_DATA SHOWN_
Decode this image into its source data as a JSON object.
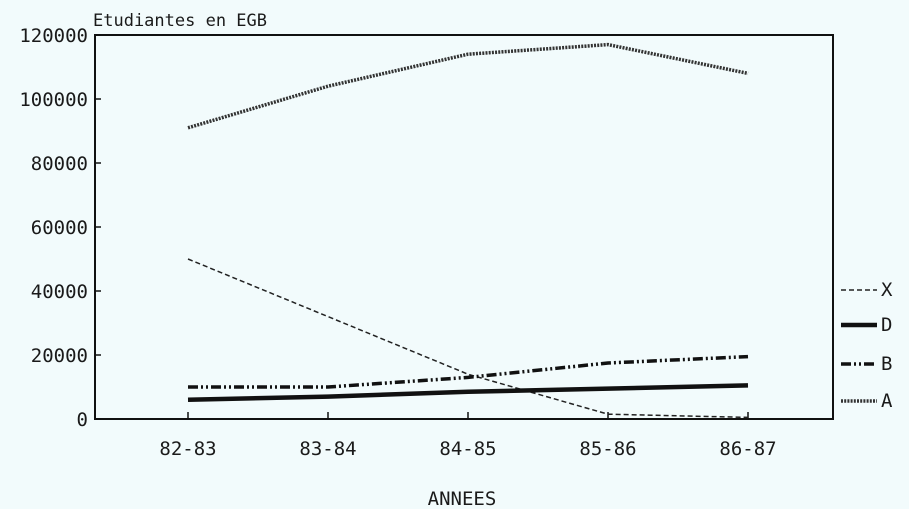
{
  "chart_data": {
    "type": "line",
    "title": "Etudiantes en EGB",
    "xlabel": "ANNEES",
    "ylabel": "",
    "categories": [
      "82-83",
      "83-84",
      "84-85",
      "85-86",
      "86-87"
    ],
    "ylim": [
      0,
      120000
    ],
    "yticks": [
      0,
      20000,
      40000,
      60000,
      80000,
      100000,
      120000
    ],
    "ytick_labels": [
      "0",
      "20000",
      "40000",
      "60000",
      "80000",
      "100000",
      "120000"
    ],
    "grid": false,
    "legend_position": "right",
    "series": [
      {
        "name": "X",
        "values": [
          50000,
          32000,
          14000,
          1500,
          500
        ],
        "color": "#222222",
        "style": "dashed"
      },
      {
        "name": "D",
        "values": [
          6000,
          7000,
          8500,
          9500,
          10500
        ],
        "color": "#111111",
        "style": "thick"
      },
      {
        "name": "B",
        "values": [
          10000,
          10000,
          13000,
          17500,
          19500
        ],
        "color": "#111111",
        "style": "dashdot"
      },
      {
        "name": "A",
        "values": [
          91000,
          104000,
          114000,
          117000,
          108000
        ],
        "color": "#333333",
        "style": "dotted"
      }
    ]
  }
}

_EXERCISE GOAL_
Pick out every line above that holds the word "color" and copy it.

_IN RESPONSE_
        "color": "#222222",
        "color": "#111111",
        "color": "#111111",
        "color": "#333333",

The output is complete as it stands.